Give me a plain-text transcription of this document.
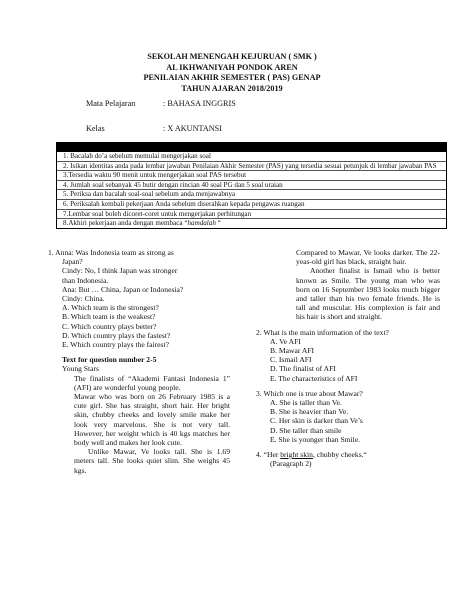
SEKOLAH MENENGAH KEJURUAN ( SMK )
AL IKHWANIYAH PONDOK AREN
PENILAIAN AKHIR SEMESTER ( PAS) GENAP
TAHUN AJARAN 2018/2019
Mata Pelajaran	: BAHASA INGGRIS
Kelas	: X AKUNTANSI
1. Bacalah do’a sebelum memulai mengerjakan soal
2. Isikan identitas anda pada lembar jawaban Penilaian Akhir Semester (PAS) yang tersedia sesuai petunjuk di lembar jawaban PAS
3.Tersedia waktu 90 menit untuk mengerjakan soal PAS tersebut
4. Jumlah soal sebanyak 45 butir dengan rincian 40 soal PG dan 5 soal uraian
5. Periksa dan bacalah soal-soal sebelum anda menjawabnya
6. Periksalah kembali pekerjaan Anda sebelum diserahkan kepada pengawas ruangan
7.Lembar soal boleh dicoret-coret untuk mengerjakan perhitungan
8.Akhiri pekerjaan anda dengan membaca “hamdalah “

1. Anna: Was Indonesia team as strong as

Japan?

Cindy: No, I think Japan was stronger

than Indonesia.

Ana: But … China, Japan or Indonesia?

Cindy: China.

A. Which team is the strongest?

B. Which team is the weakest?

C. Which country plays better?

D. Which country plays the fastest?

E. Which country plays the fairest?

Text for question number 2-5

Young Stars

The finalists of “Akademi Fantasi Indonesia 1” (AFI) are wonderful young people.

Mawar who was born on 26 February 1985 is a cute girl. She has straight, short hair. Her bright skin, chubby cheeks and lovely smile make her look very marvelous. She is not very tall. However, her weight which is 40 kgs matches her body well and makes her look cute.

Unlike Mawar, Ve looks tall. She is 1.69 meters tall. She looks quiet slim. She weighs 45 kgs.

Compared to Mawar, Ve looks darker. The 22-yeas-old girl has black, straight hair.

Another finalist is Ismail who is better known as Smile. The young man who was born on 16 September 1983 looks much bigger and taller than his two female friends. He is tall and muscular. His complexion is fair and his hair is short and straight.

2. What is the main information of the text?

A. Ve AFI

B. Mawar AFI

C. Ismail AFI

D. The finalist of AFI

E. The characteristics of AFI

3. Which one is true about Mawar?

A. She is taller than Ve.

B. She is heavier than Ve.

C. Her skin is darker than Ve’s

D. She taller than smile

E. She is younger than Smile.

4. “Her bright skin, chubby cheeks.“

(Paragraph 2)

● ● ● ●

Task brief. Images in the records should not be copied. Repeat all the rest exactly.

Output.
Give me a plain-text transcription of this document.
SEKOLAH MENENGAH KEJURUAN ( SMK )
AL IKHWANIYAH PONDOK AREN
PENILAIAN AKHIR SEMESTER ( PAS) GENAP
TAHUN AJARAN 2018/2019
Mata Pelajaran	: BAHASA INGGRIS
Kelas	: X AKUNTANSI
1. Bacalah do’a sebelum memulai mengerjakan soal
2. Isikan identitas anda pada lembar jawaban Penilaian Akhir Semester (PAS) yang tersedia sesuai petunjuk di lembar jawaban PAS
3.Tersedia waktu 90 menit untuk mengerjakan soal PAS tersebut
4. Jumlah soal sebanyak 45 butir dengan rincian 40 soal PG dan 5 soal uraian
5. Periksa dan bacalah soal-soal sebelum anda menjawabnya
6. Periksalah kembali pekerjaan Anda sebelum diserahkan kepada pengawas ruangan
7.Lembar soal boleh dicoret-coret untuk mengerjakan perhitungan
8.Akhiri pekerjaan anda dengan membaca “hamdalah “

1. Anna: Was Indonesia team as strong as

Japan?

Cindy: No, I think Japan was stronger

than Indonesia.

Ana: But … China, Japan or Indonesia?

Cindy: China.

A. Which team is the strongest?

B. Which team is the weakest?

C. Which country plays better?

D. Which country plays the fastest?

E. Which country plays the fairest?

Text for question number 2-5

Young Stars

The finalists of “Akademi Fantasi Indonesia 1” (AFI) are wonderful young people.

Mawar who was born on 26 February 1985 is a cute girl. She has straight, short hair. Her bright skin, chubby cheeks and lovely smile make her look very marvelous. She is not very tall. However, her weight which is 40 kgs matches her body well and makes her look cute.

Unlike Mawar, Ve looks tall. She is 1.69 meters tall. She looks quiet slim. She weighs 45 kgs.

Compared to Mawar, Ve looks darker. The 22-yeas-old girl has black, straight hair.

Another finalist is Ismail who is better known as Smile. The young man who was born on 16 September 1983 looks much bigger and taller than his two female friends. He is tall and muscular. His complexion is fair and his hair is short and straight.

2. What is the main information of the text?

A. Ve AFI

B. Mawar AFI

C. Ismail AFI

D. The finalist of AFI

E. The characteristics of AFI

3. Which one is true about Mawar?

A. She is taller than Ve.

B. She is heavier than Ve.

C. Her skin is darker than Ve’s

D. She taller than smile

E. She is younger than Smile.

4. “Her bright skin, chubby cheeks.“

(Paragraph 2)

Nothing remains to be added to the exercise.